Stored data entries:
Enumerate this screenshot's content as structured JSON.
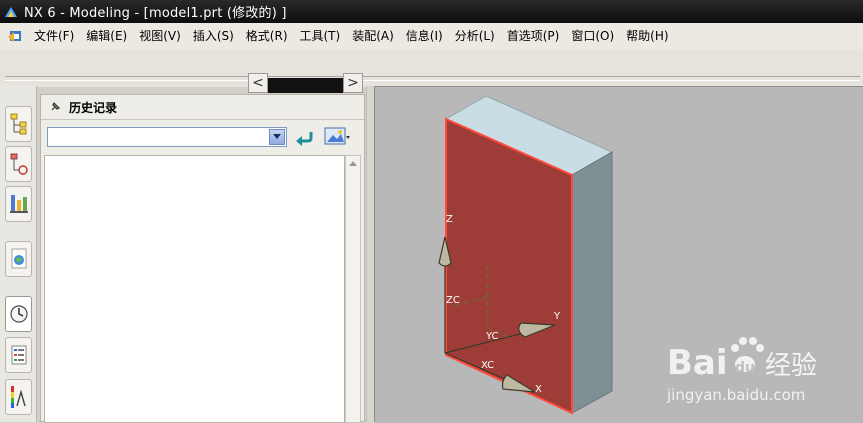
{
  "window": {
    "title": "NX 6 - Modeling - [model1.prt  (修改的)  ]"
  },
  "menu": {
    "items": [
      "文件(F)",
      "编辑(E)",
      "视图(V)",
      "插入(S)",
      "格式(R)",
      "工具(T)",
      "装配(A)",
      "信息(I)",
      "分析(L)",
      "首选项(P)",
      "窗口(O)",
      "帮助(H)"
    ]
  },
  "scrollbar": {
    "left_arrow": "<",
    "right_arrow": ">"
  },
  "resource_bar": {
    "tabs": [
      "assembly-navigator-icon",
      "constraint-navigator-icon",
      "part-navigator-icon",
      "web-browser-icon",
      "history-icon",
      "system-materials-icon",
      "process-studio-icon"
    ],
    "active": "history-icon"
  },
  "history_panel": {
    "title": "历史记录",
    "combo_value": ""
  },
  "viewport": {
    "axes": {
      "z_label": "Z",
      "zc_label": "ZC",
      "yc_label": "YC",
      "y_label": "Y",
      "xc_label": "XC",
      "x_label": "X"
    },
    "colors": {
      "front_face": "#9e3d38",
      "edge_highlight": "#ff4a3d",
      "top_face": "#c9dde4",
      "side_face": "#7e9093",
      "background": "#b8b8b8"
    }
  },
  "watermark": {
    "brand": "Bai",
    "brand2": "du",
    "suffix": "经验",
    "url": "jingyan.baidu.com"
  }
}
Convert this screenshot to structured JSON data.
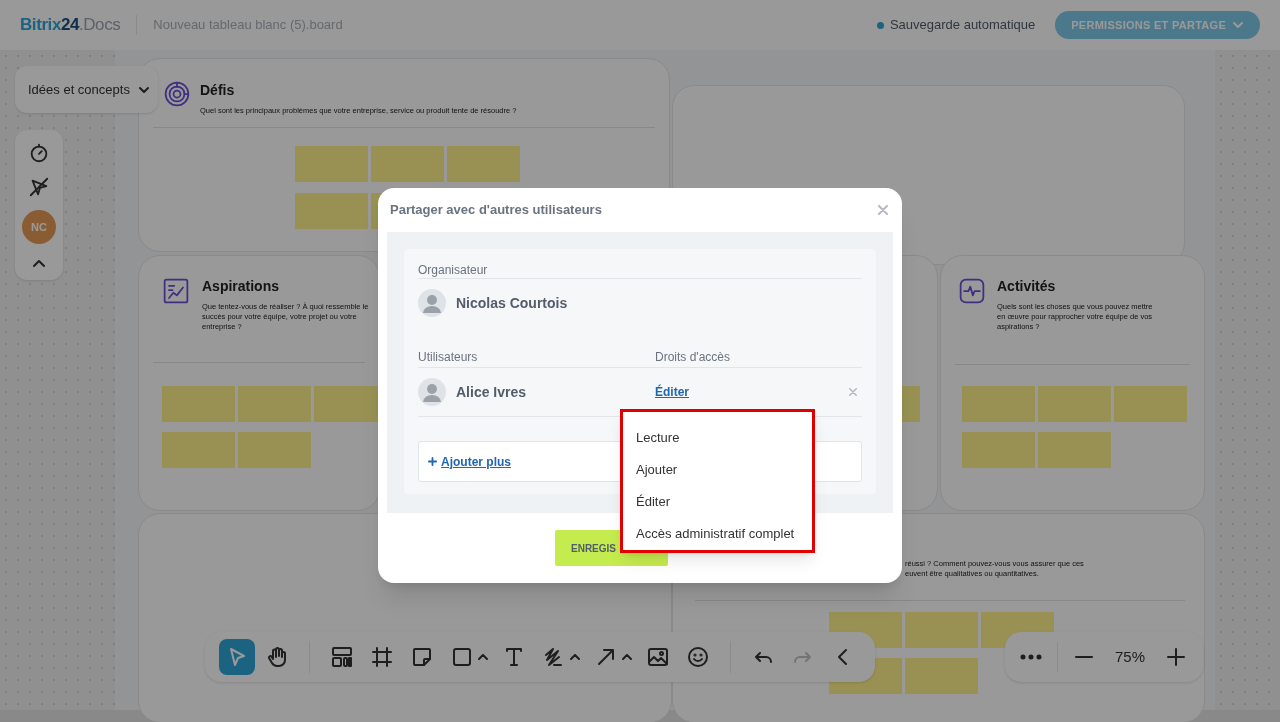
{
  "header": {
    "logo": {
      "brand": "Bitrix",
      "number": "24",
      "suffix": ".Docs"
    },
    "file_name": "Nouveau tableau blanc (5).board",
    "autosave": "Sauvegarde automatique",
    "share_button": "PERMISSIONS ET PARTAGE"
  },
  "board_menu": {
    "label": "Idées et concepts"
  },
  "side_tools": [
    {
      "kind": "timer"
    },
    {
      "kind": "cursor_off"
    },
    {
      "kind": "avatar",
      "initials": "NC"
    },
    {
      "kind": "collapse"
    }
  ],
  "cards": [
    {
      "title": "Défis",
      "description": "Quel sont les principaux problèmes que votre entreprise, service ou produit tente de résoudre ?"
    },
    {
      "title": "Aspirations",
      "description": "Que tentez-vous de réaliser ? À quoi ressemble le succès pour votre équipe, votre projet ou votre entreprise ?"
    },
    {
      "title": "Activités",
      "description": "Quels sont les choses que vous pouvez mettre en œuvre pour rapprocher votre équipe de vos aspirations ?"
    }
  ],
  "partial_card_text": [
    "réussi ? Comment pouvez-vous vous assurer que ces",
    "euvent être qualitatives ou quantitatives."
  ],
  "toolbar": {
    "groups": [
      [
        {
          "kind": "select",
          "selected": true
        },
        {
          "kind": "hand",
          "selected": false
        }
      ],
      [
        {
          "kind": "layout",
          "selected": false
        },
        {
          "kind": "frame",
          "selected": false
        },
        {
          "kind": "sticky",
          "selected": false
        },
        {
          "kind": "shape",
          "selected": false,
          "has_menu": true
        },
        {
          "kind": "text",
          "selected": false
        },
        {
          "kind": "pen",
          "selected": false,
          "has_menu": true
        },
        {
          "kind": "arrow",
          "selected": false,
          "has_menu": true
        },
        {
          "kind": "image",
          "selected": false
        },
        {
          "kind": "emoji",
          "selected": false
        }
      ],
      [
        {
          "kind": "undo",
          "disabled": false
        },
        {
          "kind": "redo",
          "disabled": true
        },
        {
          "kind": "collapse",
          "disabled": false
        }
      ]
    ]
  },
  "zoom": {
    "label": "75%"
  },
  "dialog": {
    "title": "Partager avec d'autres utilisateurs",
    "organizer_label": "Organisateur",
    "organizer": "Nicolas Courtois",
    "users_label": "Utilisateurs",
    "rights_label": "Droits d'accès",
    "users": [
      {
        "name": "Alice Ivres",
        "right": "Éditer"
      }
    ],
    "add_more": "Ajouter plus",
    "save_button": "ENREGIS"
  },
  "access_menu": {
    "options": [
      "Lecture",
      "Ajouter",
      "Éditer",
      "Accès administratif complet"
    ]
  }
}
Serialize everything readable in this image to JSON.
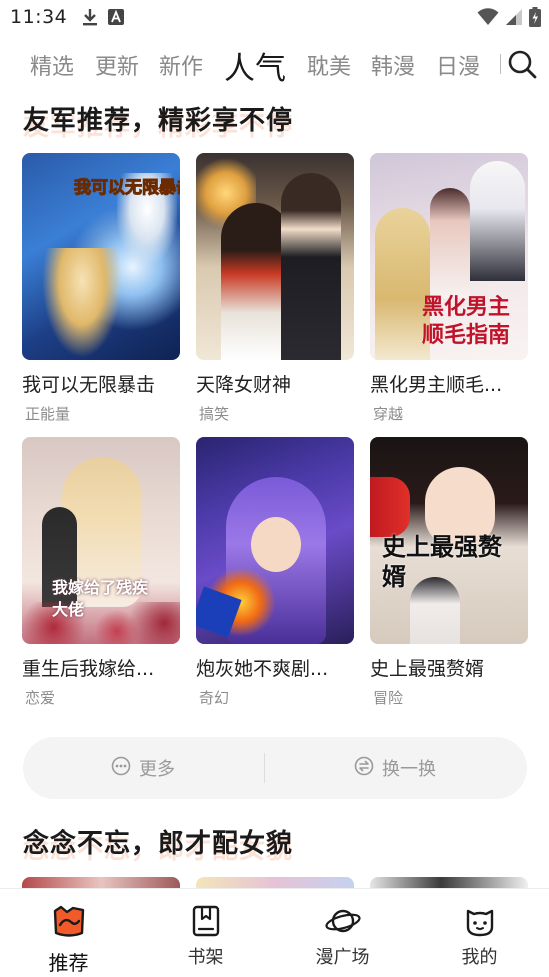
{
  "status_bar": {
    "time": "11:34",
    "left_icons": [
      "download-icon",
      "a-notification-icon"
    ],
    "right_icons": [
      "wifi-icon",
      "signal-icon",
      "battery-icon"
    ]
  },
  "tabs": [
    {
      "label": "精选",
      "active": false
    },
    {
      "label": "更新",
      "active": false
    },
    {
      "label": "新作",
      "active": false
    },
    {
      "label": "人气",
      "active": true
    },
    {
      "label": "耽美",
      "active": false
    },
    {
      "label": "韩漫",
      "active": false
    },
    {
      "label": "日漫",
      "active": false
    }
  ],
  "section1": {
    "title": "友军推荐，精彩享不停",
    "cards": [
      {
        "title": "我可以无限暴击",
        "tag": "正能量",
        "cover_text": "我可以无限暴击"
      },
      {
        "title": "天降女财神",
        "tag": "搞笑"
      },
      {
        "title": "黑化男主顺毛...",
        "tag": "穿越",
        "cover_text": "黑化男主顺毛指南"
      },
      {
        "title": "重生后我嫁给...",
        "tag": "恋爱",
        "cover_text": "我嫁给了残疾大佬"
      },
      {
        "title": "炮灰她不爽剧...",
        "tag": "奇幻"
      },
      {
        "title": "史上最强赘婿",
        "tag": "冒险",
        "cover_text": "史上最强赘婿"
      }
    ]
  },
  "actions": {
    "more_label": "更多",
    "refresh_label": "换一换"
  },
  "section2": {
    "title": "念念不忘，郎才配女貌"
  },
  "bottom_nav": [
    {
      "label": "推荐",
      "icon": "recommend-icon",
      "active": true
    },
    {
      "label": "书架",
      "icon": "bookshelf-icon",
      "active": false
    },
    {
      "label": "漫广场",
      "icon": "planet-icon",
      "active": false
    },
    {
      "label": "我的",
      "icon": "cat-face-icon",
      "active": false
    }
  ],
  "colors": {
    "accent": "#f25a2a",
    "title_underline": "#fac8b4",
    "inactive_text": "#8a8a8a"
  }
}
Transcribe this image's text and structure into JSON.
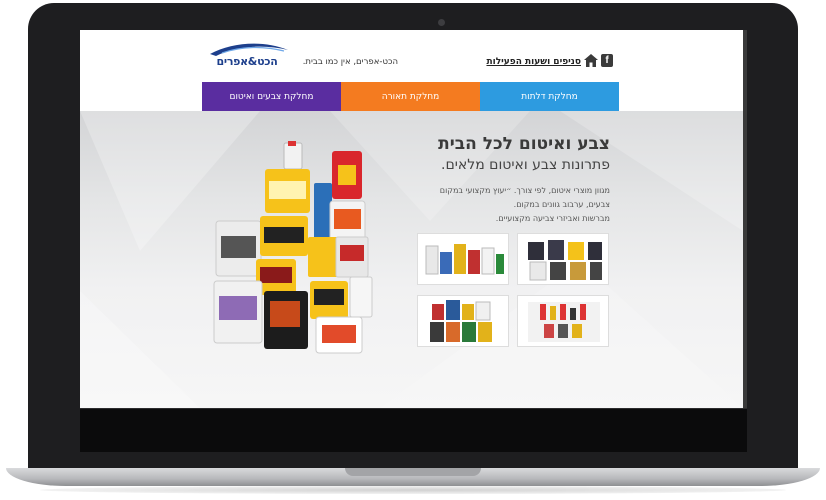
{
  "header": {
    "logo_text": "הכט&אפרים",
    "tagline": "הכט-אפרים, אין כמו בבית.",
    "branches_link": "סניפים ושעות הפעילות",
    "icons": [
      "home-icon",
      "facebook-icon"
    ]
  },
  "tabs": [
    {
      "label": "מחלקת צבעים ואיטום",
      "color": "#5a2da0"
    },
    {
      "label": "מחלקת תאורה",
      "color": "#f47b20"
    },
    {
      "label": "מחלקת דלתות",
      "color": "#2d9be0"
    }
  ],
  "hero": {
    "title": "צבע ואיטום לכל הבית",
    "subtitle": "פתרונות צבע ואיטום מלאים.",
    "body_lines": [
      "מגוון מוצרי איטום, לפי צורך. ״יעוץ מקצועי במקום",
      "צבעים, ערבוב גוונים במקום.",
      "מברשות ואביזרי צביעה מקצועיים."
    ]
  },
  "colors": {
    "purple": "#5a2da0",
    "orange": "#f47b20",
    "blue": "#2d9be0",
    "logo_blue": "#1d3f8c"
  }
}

**EXERCISE DIRECTIONS**
The data above should be repeated exactly, minus any pictures.

**RESPONSE TO THIS EXERCISE**
Enumerate this screenshot's content as structured JSON.
{
  "window": {
    "title": "NX 6 - Modeling - [model1.prt  (修改的)  ]"
  },
  "menu": {
    "items": [
      "文件(F)",
      "编辑(E)",
      "视图(V)",
      "插入(S)",
      "格式(R)",
      "工具(T)",
      "装配(A)",
      "信息(I)",
      "分析(L)",
      "首选项(P)",
      "窗口(O)",
      "帮助(H)"
    ]
  },
  "scrollbar": {
    "left_arrow": "<",
    "right_arrow": ">"
  },
  "resource_bar": {
    "tabs": [
      "assembly-navigator-icon",
      "constraint-navigator-icon",
      "part-navigator-icon",
      "web-browser-icon",
      "history-icon",
      "system-materials-icon",
      "process-studio-icon"
    ],
    "active": "history-icon"
  },
  "history_panel": {
    "title": "历史记录",
    "combo_value": ""
  },
  "viewport": {
    "axes": {
      "z_label": "Z",
      "zc_label": "ZC",
      "yc_label": "YC",
      "y_label": "Y",
      "xc_label": "XC",
      "x_label": "X"
    },
    "colors": {
      "front_face": "#9e3d38",
      "edge_highlight": "#ff4a3d",
      "top_face": "#c9dde4",
      "side_face": "#7e9093",
      "background": "#b8b8b8"
    }
  },
  "watermark": {
    "brand": "Bai",
    "brand2": "du",
    "suffix": "经验",
    "url": "jingyan.baidu.com"
  }
}
Convert this screenshot to structured JSON data.
{
  "header": {
    "logo": {
      "brand": "Bitrix",
      "number": "24",
      "suffix": ".Docs"
    },
    "file_name": "Nouveau tableau blanc (5).board",
    "autosave": "Sauvegarde automatique",
    "share_button": "PERMISSIONS ET PARTAGE"
  },
  "board_menu": {
    "label": "Idées et concepts"
  },
  "side_tools": [
    {
      "kind": "timer"
    },
    {
      "kind": "cursor_off"
    },
    {
      "kind": "avatar",
      "initials": "NC"
    },
    {
      "kind": "collapse"
    }
  ],
  "cards": [
    {
      "title": "Défis",
      "description": "Quel sont les principaux problèmes que votre entreprise, service ou produit tente de résoudre ?"
    },
    {
      "title": "Aspirations",
      "description": "Que tentez-vous de réaliser ? À quoi ressemble le succès pour votre équipe, votre projet ou votre entreprise ?"
    },
    {
      "title": "Activités",
      "description": "Quels sont les choses que vous pouvez mettre en œuvre pour rapprocher votre équipe de vos aspirations ?"
    }
  ],
  "partial_card_text": [
    "réussi ? Comment pouvez-vous vous assurer que ces",
    "euvent être qualitatives ou quantitatives."
  ],
  "toolbar": {
    "groups": [
      [
        {
          "kind": "select",
          "selected": true
        },
        {
          "kind": "hand",
          "selected": false
        }
      ],
      [
        {
          "kind": "layout",
          "selected": false
        },
        {
          "kind": "frame",
          "selected": false
        },
        {
          "kind": "sticky",
          "selected": false
        },
        {
          "kind": "shape",
          "selected": false,
          "has_menu": true
        },
        {
          "kind": "text",
          "selected": false
        },
        {
          "kind": "pen",
          "selected": false,
          "has_menu": true
        },
        {
          "kind": "arrow",
          "selected": false,
          "has_menu": true
        },
        {
          "kind": "image",
          "selected": false
        },
        {
          "kind": "emoji",
          "selected": false
        }
      ],
      [
        {
          "kind": "undo",
          "disabled": false
        },
        {
          "kind": "redo",
          "disabled": true
        },
        {
          "kind": "collapse",
          "disabled": false
        }
      ]
    ]
  },
  "zoom": {
    "label": "75%"
  },
  "dialog": {
    "title": "Partager avec d'autres utilisateurs",
    "organizer_label": "Organisateur",
    "organizer": "Nicolas Courtois",
    "users_label": "Utilisateurs",
    "rights_label": "Droits d'accès",
    "users": [
      {
        "name": "Alice Ivres",
        "right": "Éditer"
      }
    ],
    "add_more": "Ajouter plus",
    "save_button": "ENREGIS"
  },
  "access_menu": {
    "options": [
      "Lecture",
      "Ajouter",
      "Éditer",
      "Accès administratif complet"
    ]
  }
}
Serialize everything readable in this image to JSON.
{
  "status_bar": {
    "time": "11:34",
    "left_icons": [
      "download-icon",
      "a-notification-icon"
    ],
    "right_icons": [
      "wifi-icon",
      "signal-icon",
      "battery-icon"
    ]
  },
  "tabs": [
    {
      "label": "精选",
      "active": false
    },
    {
      "label": "更新",
      "active": false
    },
    {
      "label": "新作",
      "active": false
    },
    {
      "label": "人气",
      "active": true
    },
    {
      "label": "耽美",
      "active": false
    },
    {
      "label": "韩漫",
      "active": false
    },
    {
      "label": "日漫",
      "active": false
    }
  ],
  "section1": {
    "title": "友军推荐，精彩享不停",
    "cards": [
      {
        "title": "我可以无限暴击",
        "tag": "正能量",
        "cover_text": "我可以无限暴击"
      },
      {
        "title": "天降女财神",
        "tag": "搞笑"
      },
      {
        "title": "黑化男主顺毛...",
        "tag": "穿越",
        "cover_text": "黑化男主顺毛指南"
      },
      {
        "title": "重生后我嫁给...",
        "tag": "恋爱",
        "cover_text": "我嫁给了残疾大佬"
      },
      {
        "title": "炮灰她不爽剧...",
        "tag": "奇幻"
      },
      {
        "title": "史上最强赘婿",
        "tag": "冒险",
        "cover_text": "史上最强赘婿"
      }
    ]
  },
  "actions": {
    "more_label": "更多",
    "refresh_label": "换一换"
  },
  "section2": {
    "title": "念念不忘，郎才配女貌"
  },
  "bottom_nav": [
    {
      "label": "推荐",
      "icon": "recommend-icon",
      "active": true
    },
    {
      "label": "书架",
      "icon": "bookshelf-icon",
      "active": false
    },
    {
      "label": "漫广场",
      "icon": "planet-icon",
      "active": false
    },
    {
      "label": "我的",
      "icon": "cat-face-icon",
      "active": false
    }
  ],
  "colors": {
    "accent": "#f25a2a",
    "title_underline": "#fac8b4",
    "inactive_text": "#8a8a8a"
  }
}
Transcribe this image's text and structure into JSON.
{
  "header": {
    "logo_text": "הכט&אפרים",
    "tagline": "הכט-אפרים, אין כמו בבית.",
    "branches_link": "סניפים ושעות הפעילות",
    "icons": [
      "home-icon",
      "facebook-icon"
    ]
  },
  "tabs": [
    {
      "label": "מחלקת צבעים ואיטום",
      "color": "#5a2da0"
    },
    {
      "label": "מחלקת תאורה",
      "color": "#f47b20"
    },
    {
      "label": "מחלקת דלתות",
      "color": "#2d9be0"
    }
  ],
  "hero": {
    "title": "צבע ואיטום לכל הבית",
    "subtitle": "פתרונות צבע ואיטום מלאים.",
    "body_lines": [
      "מגוון מוצרי איטום, לפי צורך. ״יעוץ מקצועי במקום",
      "צבעים, ערבוב גוונים במקום.",
      "מברשות ואביזרי צביעה מקצועיים."
    ]
  },
  "colors": {
    "purple": "#5a2da0",
    "orange": "#f47b20",
    "blue": "#2d9be0",
    "logo_blue": "#1d3f8c"
  }
}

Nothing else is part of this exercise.